# Rib cage



## sagelfn (Aug 13, 2009)

Last night I was measuring Sage(2yrs old) for a new pack. Around the widest point of his rib cage he is 33". He is to my best measurements 28" at the withers and about 80lbs. I suck at math and have no idea if that is 45-48% like the standard calls for.

I think he has a flat rib cage but I'm not sure. I am able to see his heart beating when he is laying on his side. I was very concerned about it when he was a pup and my vet had told me it isn't uncommon, not desireable but not a health risk. This article (the way I understand it) says visible heart beating is an indicator of flat rib cage. the Illustrated Standard of the German Shepherd Dog, THE MIDDLEPIECE

My other question (besides what % he is based on height and flat rib cage or not) is if he does indeed have a flat rib cage should I be following a different method to monitor his weight? Right now he is as thin as I want to allow (he is tough to keep weight on in the summer). Ribs easily felt and when he is panting hard I can see all of them but not when he is at rest. At this weight his spine seems to be visible and is easily felt but not hip bones. If I add a pound or two on him his spine looks much better to me but then I am not as easily feeling his ribs. I am wondering if his rib cage is flat that he is getting too thin before it is noticeable by typical methods.

*Data supplied*
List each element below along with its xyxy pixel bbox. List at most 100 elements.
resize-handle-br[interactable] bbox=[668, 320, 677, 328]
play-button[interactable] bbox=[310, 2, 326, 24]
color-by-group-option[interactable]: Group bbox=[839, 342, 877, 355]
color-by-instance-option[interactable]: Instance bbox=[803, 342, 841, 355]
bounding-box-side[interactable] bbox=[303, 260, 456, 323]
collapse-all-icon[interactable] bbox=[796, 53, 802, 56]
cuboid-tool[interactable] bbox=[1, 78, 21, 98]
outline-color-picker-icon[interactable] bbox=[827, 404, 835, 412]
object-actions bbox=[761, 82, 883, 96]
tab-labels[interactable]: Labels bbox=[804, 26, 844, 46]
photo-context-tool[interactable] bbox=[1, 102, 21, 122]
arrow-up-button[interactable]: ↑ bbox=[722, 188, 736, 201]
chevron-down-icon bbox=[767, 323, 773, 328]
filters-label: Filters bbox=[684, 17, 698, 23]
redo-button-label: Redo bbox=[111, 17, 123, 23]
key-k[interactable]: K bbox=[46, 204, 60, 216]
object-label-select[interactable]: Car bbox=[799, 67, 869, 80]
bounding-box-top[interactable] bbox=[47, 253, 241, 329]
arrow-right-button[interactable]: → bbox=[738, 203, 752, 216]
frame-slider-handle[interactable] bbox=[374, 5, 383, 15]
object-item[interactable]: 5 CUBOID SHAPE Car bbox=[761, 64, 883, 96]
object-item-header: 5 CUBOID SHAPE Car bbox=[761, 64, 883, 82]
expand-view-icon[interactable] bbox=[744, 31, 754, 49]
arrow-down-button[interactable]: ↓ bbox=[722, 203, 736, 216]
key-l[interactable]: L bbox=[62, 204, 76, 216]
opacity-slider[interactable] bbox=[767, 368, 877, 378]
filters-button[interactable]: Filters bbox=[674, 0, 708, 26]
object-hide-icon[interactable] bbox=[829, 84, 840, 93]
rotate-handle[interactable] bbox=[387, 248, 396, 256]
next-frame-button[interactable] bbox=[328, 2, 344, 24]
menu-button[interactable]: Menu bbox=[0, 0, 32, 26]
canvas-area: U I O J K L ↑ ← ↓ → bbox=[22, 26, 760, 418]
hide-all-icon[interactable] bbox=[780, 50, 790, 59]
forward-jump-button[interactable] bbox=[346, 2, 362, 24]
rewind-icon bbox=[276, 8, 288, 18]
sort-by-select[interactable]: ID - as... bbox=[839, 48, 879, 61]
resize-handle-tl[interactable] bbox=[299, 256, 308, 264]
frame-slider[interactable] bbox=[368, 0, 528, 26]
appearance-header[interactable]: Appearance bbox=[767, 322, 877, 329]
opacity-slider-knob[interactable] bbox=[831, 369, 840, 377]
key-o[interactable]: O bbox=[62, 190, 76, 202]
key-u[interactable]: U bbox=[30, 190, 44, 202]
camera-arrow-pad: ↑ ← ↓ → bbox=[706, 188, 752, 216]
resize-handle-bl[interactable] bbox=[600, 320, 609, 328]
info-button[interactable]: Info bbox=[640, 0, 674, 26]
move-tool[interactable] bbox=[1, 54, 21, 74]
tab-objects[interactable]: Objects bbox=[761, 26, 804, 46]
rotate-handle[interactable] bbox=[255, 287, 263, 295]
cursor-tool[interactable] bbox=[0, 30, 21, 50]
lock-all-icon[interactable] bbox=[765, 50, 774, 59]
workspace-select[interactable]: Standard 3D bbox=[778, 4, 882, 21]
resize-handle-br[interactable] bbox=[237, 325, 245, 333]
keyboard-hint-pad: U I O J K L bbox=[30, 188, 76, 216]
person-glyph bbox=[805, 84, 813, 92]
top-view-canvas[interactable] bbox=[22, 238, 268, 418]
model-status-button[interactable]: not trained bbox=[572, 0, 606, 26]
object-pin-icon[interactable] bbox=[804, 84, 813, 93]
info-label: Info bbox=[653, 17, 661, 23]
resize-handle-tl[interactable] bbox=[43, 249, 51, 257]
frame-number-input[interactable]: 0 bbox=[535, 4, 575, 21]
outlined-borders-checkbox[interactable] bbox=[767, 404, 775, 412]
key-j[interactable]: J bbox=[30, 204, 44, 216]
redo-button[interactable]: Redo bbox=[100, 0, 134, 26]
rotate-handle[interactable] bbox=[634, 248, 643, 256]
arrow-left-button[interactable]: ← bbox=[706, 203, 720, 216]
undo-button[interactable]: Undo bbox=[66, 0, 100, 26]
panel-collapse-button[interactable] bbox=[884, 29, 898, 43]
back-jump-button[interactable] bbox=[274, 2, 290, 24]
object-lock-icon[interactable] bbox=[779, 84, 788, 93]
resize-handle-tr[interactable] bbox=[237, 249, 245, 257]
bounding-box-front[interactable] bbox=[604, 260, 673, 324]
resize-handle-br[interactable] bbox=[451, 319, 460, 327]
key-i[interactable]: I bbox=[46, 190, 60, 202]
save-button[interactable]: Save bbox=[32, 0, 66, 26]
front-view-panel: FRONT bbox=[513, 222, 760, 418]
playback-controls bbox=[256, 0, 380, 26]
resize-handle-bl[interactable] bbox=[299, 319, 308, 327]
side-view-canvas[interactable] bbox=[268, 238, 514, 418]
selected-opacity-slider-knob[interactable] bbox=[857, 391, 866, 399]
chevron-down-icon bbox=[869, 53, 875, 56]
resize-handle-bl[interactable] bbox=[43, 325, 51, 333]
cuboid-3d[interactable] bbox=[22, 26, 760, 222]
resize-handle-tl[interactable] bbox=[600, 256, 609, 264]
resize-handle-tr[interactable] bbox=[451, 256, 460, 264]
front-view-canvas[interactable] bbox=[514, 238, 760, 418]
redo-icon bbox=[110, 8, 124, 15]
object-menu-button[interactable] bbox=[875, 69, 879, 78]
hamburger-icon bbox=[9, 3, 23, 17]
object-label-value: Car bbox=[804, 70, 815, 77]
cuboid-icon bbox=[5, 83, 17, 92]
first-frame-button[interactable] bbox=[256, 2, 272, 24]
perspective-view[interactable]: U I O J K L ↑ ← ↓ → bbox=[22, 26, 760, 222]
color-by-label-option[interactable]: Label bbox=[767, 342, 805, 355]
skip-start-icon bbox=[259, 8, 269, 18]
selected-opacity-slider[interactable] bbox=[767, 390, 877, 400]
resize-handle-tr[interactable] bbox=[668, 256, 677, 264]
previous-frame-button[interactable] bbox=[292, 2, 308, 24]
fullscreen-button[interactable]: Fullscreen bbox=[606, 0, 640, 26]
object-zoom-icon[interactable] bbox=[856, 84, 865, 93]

*Exercise tasks*
1) Return the listing lines exactly as they appear, from the listing's first line through the line containing "object-item-header: 5 CUBOID".
2) Pick up the forum thread about a dog's rib cage and keep writing from the point where it stops.

*Written answers*
1)
List each element below along with its xyxy pixel bbox. List at most 100 elements.
resize-handle-br[interactable] bbox=[668, 320, 677, 328]
play-button[interactable] bbox=[310, 2, 326, 24]
color-by-group-option[interactable]: Group bbox=[839, 342, 877, 355]
color-by-instance-option[interactable]: Instance bbox=[803, 342, 841, 355]
bounding-box-side[interactable] bbox=[303, 260, 456, 323]
collapse-all-icon[interactable] bbox=[796, 53, 802, 56]
cuboid-tool[interactable] bbox=[1, 78, 21, 98]
outline-color-picker-icon[interactable] bbox=[827, 404, 835, 412]
object-actions bbox=[761, 82, 883, 96]
tab-labels[interactable]: Labels bbox=[804, 26, 844, 46]
photo-context-tool[interactable] bbox=[1, 102, 21, 122]
arrow-up-button[interactable]: ↑ bbox=[722, 188, 736, 201]
chevron-down-icon bbox=[767, 323, 773, 328]
filters-label: Filters bbox=[684, 17, 698, 23]
redo-button-label: Redo bbox=[111, 17, 123, 23]
key-k[interactable]: K bbox=[46, 204, 60, 216]
object-label-select[interactable]: Car bbox=[799, 67, 869, 80]
bounding-box-top[interactable] bbox=[47, 253, 241, 329]
arrow-right-button[interactable]: → bbox=[738, 203, 752, 216]
frame-slider-handle[interactable] bbox=[374, 5, 383, 15]
object-item[interactable]: 5 CUBOID SHAPE Car bbox=[761, 64, 883, 96]
object-item-header: 5 CUBOID SHAPE Car bbox=[761, 64, 883, 82]

2)
Any additional information welcomed 

I hope this makes sense. I am off tomorrow and will be able to get pictures of any angles you need to see.


----------



## sagelfn (Aug 13, 2009)

Anyone?


----------



## Andaka (Jun 29, 2003)

The rib cage measurement that you need for the 45-48% is from top to bottom of the rib cage, not around.

And to monitor his weight I would use his waist (loin area past the rig cage).


----------



## sagelfn (Aug 13, 2009)

Andaka said:


> *The rib cage measurement that you need for the 45-48% is from top to bottom of the rib cage, not around.
> *
> And to monitor his weight I would use his waist (loin area past the rig cage).


:hammer: :crazy: I'm an idiot. 

Thank you. How would I monitor his weight using his waist? He has a good tuck/dip but how much is too much?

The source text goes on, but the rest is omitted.